## EXERCISE
Copy each line in the data that includes the word "kunci".

## EXCERPTED DATA
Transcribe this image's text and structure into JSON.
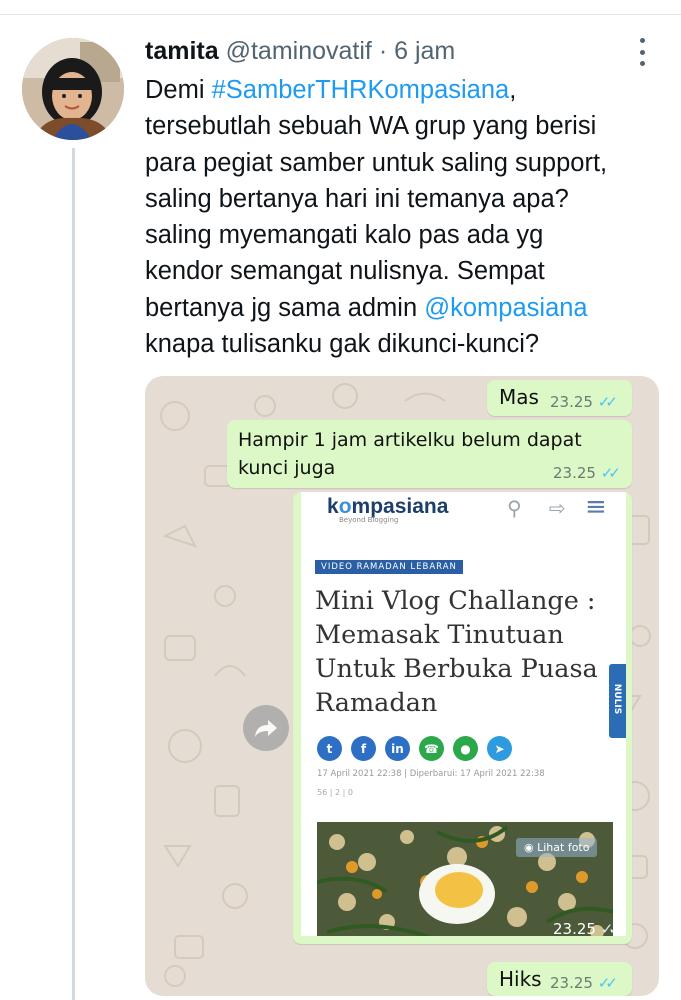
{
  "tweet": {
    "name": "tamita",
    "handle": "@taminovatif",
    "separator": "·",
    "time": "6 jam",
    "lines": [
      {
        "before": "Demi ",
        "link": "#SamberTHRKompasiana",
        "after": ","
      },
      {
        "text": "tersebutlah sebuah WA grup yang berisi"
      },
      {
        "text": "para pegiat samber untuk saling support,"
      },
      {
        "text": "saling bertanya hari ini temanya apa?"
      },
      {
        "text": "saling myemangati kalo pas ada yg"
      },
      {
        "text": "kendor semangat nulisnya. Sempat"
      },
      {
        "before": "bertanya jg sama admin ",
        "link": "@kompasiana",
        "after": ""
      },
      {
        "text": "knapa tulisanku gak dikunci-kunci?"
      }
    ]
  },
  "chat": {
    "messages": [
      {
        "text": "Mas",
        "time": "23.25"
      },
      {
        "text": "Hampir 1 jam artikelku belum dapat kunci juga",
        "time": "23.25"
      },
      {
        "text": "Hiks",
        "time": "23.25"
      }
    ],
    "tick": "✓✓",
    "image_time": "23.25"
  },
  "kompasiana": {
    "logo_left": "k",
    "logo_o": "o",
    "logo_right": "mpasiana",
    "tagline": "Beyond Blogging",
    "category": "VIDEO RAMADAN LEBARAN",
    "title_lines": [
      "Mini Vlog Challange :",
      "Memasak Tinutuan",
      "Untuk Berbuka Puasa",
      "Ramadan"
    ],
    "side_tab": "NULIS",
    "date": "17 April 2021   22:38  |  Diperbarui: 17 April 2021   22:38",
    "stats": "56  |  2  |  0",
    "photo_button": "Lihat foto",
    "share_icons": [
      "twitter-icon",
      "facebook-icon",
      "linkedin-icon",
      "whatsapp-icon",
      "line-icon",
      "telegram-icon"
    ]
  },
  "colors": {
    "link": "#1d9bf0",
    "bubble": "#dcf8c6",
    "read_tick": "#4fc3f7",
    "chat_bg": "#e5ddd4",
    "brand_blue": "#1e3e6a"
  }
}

--

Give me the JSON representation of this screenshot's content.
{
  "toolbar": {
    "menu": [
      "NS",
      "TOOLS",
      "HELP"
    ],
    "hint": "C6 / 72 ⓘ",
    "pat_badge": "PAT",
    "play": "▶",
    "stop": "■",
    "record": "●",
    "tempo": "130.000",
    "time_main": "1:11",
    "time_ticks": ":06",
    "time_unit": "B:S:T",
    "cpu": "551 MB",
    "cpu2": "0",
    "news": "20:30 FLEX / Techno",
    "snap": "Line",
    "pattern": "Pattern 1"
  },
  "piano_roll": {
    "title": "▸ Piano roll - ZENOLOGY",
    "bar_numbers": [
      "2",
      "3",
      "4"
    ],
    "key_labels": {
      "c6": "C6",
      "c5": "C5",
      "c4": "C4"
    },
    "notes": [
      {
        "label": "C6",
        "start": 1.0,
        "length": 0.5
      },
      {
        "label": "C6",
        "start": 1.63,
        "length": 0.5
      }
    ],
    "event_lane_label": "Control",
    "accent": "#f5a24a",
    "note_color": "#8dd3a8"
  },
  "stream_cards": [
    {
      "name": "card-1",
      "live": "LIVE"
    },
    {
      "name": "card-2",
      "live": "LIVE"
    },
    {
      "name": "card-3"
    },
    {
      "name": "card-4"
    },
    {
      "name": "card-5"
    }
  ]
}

## RIGHT ANSWER
        "text": "knapa tulisanku gak dikunci-kunci?"
        "text": "Hampir 1 jam artikelku belum dapat kunci juga",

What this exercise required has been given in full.